(SUPPLIED INFORMATION):
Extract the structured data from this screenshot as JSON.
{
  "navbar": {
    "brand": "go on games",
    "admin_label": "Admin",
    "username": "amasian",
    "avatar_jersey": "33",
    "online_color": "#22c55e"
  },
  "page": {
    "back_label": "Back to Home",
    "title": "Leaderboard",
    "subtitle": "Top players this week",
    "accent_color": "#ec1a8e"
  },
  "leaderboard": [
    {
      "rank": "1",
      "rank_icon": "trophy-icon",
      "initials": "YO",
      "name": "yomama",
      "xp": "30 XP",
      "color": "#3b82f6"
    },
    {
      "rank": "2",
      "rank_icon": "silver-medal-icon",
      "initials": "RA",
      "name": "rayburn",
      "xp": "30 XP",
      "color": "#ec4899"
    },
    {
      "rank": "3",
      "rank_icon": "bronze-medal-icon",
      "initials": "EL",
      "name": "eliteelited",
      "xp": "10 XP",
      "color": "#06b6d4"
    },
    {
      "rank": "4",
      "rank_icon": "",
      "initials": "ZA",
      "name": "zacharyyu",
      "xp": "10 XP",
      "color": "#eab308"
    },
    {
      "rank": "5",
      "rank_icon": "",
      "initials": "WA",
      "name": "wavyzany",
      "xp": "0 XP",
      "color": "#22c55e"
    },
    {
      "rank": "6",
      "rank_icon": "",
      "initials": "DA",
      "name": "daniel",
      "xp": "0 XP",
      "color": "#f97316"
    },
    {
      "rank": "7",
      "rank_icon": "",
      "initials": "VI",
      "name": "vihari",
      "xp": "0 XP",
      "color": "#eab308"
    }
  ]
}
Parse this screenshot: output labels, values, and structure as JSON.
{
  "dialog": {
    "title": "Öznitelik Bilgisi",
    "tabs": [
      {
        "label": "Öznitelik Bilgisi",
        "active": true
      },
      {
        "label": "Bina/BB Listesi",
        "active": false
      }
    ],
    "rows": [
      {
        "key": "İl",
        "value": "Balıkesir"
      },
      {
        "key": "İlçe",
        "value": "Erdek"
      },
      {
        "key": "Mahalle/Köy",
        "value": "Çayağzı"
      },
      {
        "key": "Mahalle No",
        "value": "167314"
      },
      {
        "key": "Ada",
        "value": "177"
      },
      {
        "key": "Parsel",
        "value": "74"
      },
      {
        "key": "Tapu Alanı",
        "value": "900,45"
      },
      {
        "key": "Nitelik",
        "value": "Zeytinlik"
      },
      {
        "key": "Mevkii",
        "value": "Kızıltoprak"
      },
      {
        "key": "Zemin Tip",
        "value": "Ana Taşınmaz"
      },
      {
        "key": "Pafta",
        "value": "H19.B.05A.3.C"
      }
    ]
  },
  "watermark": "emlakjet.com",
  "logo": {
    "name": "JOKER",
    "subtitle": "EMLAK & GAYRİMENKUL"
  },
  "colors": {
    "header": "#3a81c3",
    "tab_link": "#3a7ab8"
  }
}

(AIM):
From the preceding material, extract every line exactly.

(REPLY TO THE EXERCISE):
Extract the structured data from this screenshot as JSON.
{
  "navbar": {
    "brand": "go on games",
    "admin_label": "Admin",
    "username": "amasian",
    "avatar_jersey": "33",
    "online_color": "#22c55e"
  },
  "page": {
    "back_label": "Back to Home",
    "title": "Leaderboard",
    "subtitle": "Top players this week",
    "accent_color": "#ec1a8e"
  },
  "leaderboard": [
    {
      "rank": "1",
      "rank_icon": "trophy-icon",
      "initials": "YO",
      "name": "yomama",
      "xp": "30 XP",
      "color": "#3b82f6"
    },
    {
      "rank": "2",
      "rank_icon": "silver-medal-icon",
      "initials": "RA",
      "name": "rayburn",
      "xp": "30 XP",
      "color": "#ec4899"
    },
    {
      "rank": "3",
      "rank_icon": "bronze-medal-icon",
      "initials": "EL",
      "name": "eliteelited",
      "xp": "10 XP",
      "color": "#06b6d4"
    },
    {
      "rank": "4",
      "rank_icon": "",
      "initials": "ZA",
      "name": "zacharyyu",
      "xp": "10 XP",
      "color": "#eab308"
    },
    {
      "rank": "5",
      "rank_icon": "",
      "initials": "WA",
      "name": "wavyzany",
      "xp": "0 XP",
      "color": "#22c55e"
    },
    {
      "rank": "6",
      "rank_icon": "",
      "initials": "DA",
      "name": "daniel",
      "xp": "0 XP",
      "color": "#f97316"
    },
    {
      "rank": "7",
      "rank_icon": "",
      "initials": "VI",
      "name": "vihari",
      "xp": "0 XP",
      "color": "#eab308"
    }
  ]
}
Parse this screenshot: output labels, values, and structure as JSON.
{
  "dialog": {
    "title": "Öznitelik Bilgisi",
    "tabs": [
      {
        "label": "Öznitelik Bilgisi",
        "active": true
      },
      {
        "label": "Bina/BB Listesi",
        "active": false
      }
    ],
    "rows": [
      {
        "key": "İl",
        "value": "Balıkesir"
      },
      {
        "key": "İlçe",
        "value": "Erdek"
      },
      {
        "key": "Mahalle/Köy",
        "value": "Çayağzı"
      },
      {
        "key": "Mahalle No",
        "value": "167314"
      },
      {
        "key": "Ada",
        "value": "177"
      },
      {
        "key": "Parsel",
        "value": "74"
      },
      {
        "key": "Tapu Alanı",
        "value": "900,45"
      },
      {
        "key": "Nitelik",
        "value": "Zeytinlik"
      },
      {
        "key": "Mevkii",
        "value": "Kızıltoprak"
      },
      {
        "key": "Zemin Tip",
        "value": "Ana Taşınmaz"
      },
      {
        "key": "Pafta",
        "value": "H19.B.05A.3.C"
      }
    ]
  },
  "watermark": "emlakjet.com",
  "logo": {
    "name": "JOKER",
    "subtitle": "EMLAK & GAYRİMENKUL"
  },
  "colors": {
    "header": "#3a81c3",
    "tab_link": "#3a7ab8"
  }
}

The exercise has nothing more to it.